Objective.
Your copy of the material below should match it exactly, except that it holds no pictures.

************

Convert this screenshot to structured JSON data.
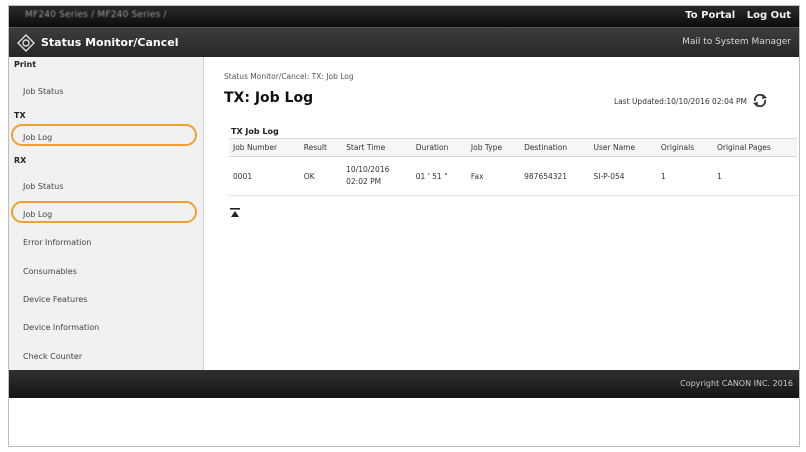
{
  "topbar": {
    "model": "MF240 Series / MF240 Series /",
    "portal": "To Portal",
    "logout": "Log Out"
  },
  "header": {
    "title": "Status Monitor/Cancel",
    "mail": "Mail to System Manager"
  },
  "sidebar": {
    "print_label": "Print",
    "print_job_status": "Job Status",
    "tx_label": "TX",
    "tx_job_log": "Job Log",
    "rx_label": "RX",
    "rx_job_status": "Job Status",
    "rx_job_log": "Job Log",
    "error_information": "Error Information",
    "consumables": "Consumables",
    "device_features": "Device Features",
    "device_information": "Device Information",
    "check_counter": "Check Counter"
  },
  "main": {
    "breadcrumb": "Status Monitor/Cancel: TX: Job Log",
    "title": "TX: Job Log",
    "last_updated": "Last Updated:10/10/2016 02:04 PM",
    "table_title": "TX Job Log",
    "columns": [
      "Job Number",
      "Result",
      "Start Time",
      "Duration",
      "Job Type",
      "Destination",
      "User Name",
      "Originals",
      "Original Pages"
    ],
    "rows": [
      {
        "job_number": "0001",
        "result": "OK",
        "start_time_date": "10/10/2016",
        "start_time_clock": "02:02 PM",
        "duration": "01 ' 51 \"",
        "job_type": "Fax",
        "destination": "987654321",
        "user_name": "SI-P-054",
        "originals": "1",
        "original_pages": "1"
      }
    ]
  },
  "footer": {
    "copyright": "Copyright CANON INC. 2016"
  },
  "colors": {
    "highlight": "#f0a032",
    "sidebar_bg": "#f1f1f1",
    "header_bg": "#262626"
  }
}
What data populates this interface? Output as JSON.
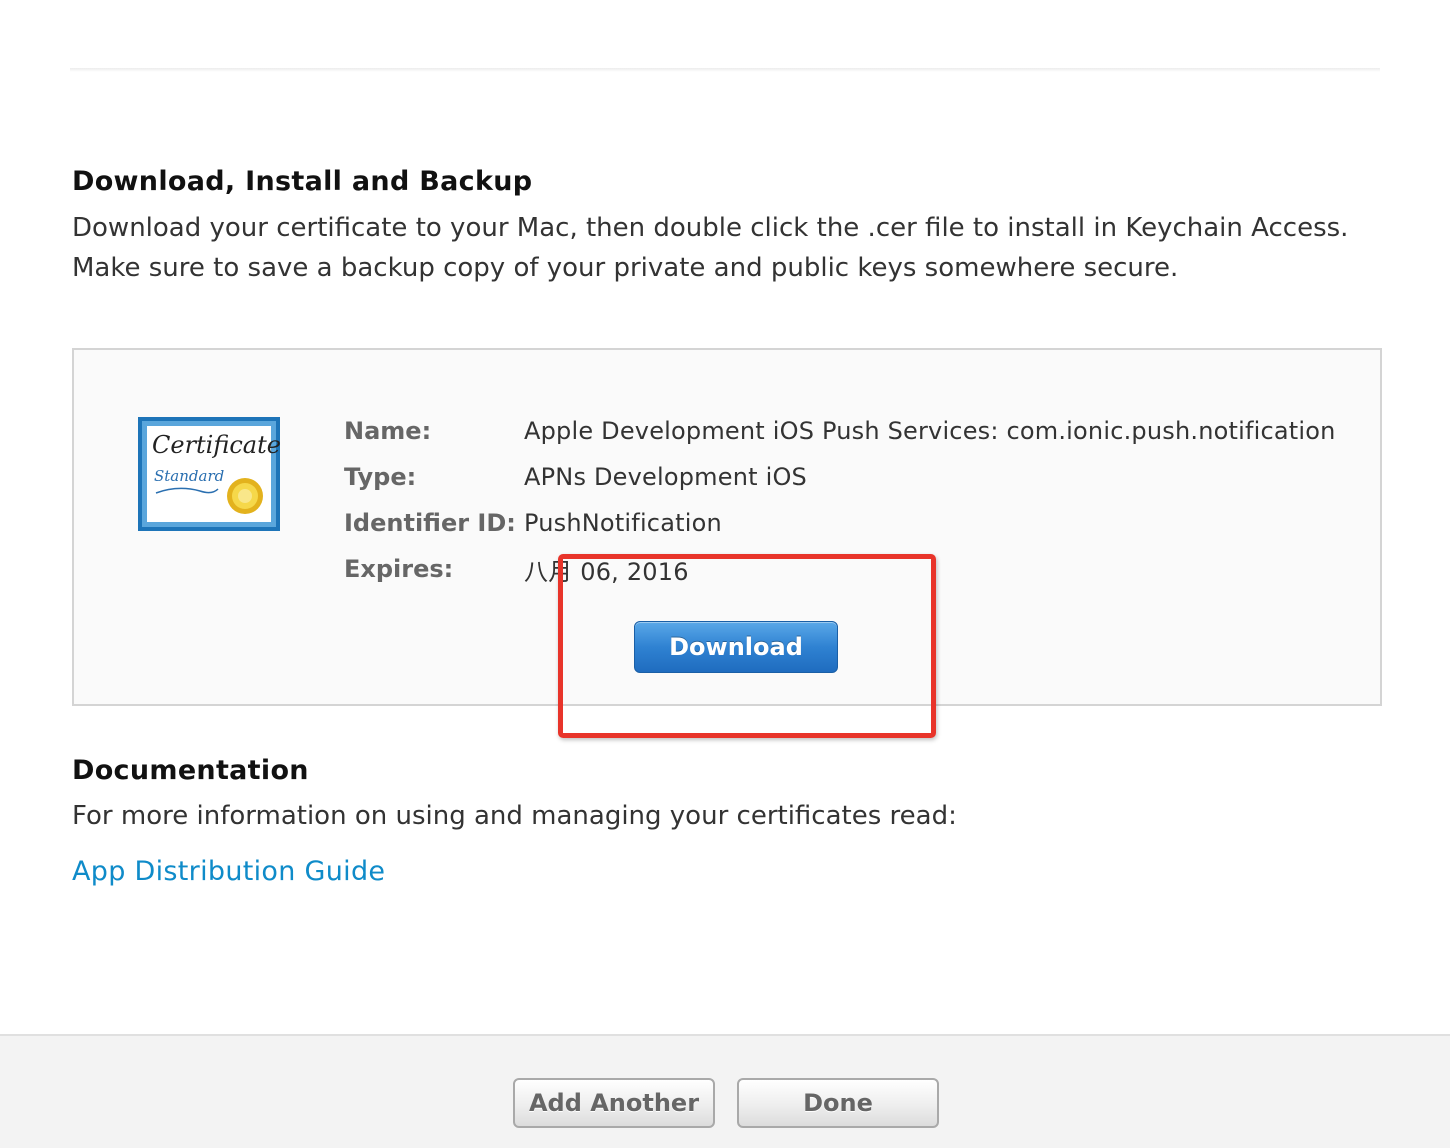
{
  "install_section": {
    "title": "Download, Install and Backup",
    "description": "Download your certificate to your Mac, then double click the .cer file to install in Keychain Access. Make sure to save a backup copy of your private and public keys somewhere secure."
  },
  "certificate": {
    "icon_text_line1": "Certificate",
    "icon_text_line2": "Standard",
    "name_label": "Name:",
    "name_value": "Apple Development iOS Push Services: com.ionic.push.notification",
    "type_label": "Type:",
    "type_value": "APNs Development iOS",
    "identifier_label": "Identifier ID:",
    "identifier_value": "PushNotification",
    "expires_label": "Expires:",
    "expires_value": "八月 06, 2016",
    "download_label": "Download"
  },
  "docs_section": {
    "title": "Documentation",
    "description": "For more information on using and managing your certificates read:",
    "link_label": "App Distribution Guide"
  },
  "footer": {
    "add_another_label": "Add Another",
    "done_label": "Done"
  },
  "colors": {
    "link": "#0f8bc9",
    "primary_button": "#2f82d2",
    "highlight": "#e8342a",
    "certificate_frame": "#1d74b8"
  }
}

************

Solved exercise.
Convert this screenshot to structured JSON data.
{
  "topbar": {
    "model": "MF240 Series / MF240 Series /",
    "portal": "To Portal",
    "logout": "Log Out"
  },
  "header": {
    "title": "Status Monitor/Cancel",
    "mail": "Mail to System Manager"
  },
  "sidebar": {
    "print_label": "Print",
    "print_job_status": "Job Status",
    "tx_label": "TX",
    "tx_job_log": "Job Log",
    "rx_label": "RX",
    "rx_job_status": "Job Status",
    "rx_job_log": "Job Log",
    "error_information": "Error Information",
    "consumables": "Consumables",
    "device_features": "Device Features",
    "device_information": "Device Information",
    "check_counter": "Check Counter"
  },
  "main": {
    "breadcrumb": "Status Monitor/Cancel: TX: Job Log",
    "title": "TX: Job Log",
    "last_updated": "Last Updated:10/10/2016 02:04 PM",
    "table_title": "TX Job Log",
    "columns": [
      "Job Number",
      "Result",
      "Start Time",
      "Duration",
      "Job Type",
      "Destination",
      "User Name",
      "Originals",
      "Original Pages"
    ],
    "rows": [
      {
        "job_number": "0001",
        "result": "OK",
        "start_time_date": "10/10/2016",
        "start_time_clock": "02:02 PM",
        "duration": "01 ' 51 \"",
        "job_type": "Fax",
        "destination": "987654321",
        "user_name": "SI-P-054",
        "originals": "1",
        "original_pages": "1"
      }
    ]
  },
  "footer": {
    "copyright": "Copyright CANON INC. 2016"
  },
  "colors": {
    "highlight": "#f0a032",
    "sidebar_bg": "#f1f1f1",
    "header_bg": "#262626"
  }
}
What data populates this interface? Output as JSON.
{
  "install_section": {
    "title": "Download, Install and Backup",
    "description": "Download your certificate to your Mac, then double click the .cer file to install in Keychain Access. Make sure to save a backup copy of your private and public keys somewhere secure."
  },
  "certificate": {
    "icon_text_line1": "Certificate",
    "icon_text_line2": "Standard",
    "name_label": "Name:",
    "name_value": "Apple Development iOS Push Services: com.ionic.push.notification",
    "type_label": "Type:",
    "type_value": "APNs Development iOS",
    "identifier_label": "Identifier ID:",
    "identifier_value": "PushNotification",
    "expires_label": "Expires:",
    "expires_value": "八月 06, 2016",
    "download_label": "Download"
  },
  "docs_section": {
    "title": "Documentation",
    "description": "For more information on using and managing your certificates read:",
    "link_label": "App Distribution Guide"
  },
  "footer": {
    "add_another_label": "Add Another",
    "done_label": "Done"
  },
  "colors": {
    "link": "#0f8bc9",
    "primary_button": "#2f82d2",
    "highlight": "#e8342a",
    "certificate_frame": "#1d74b8"
  }
}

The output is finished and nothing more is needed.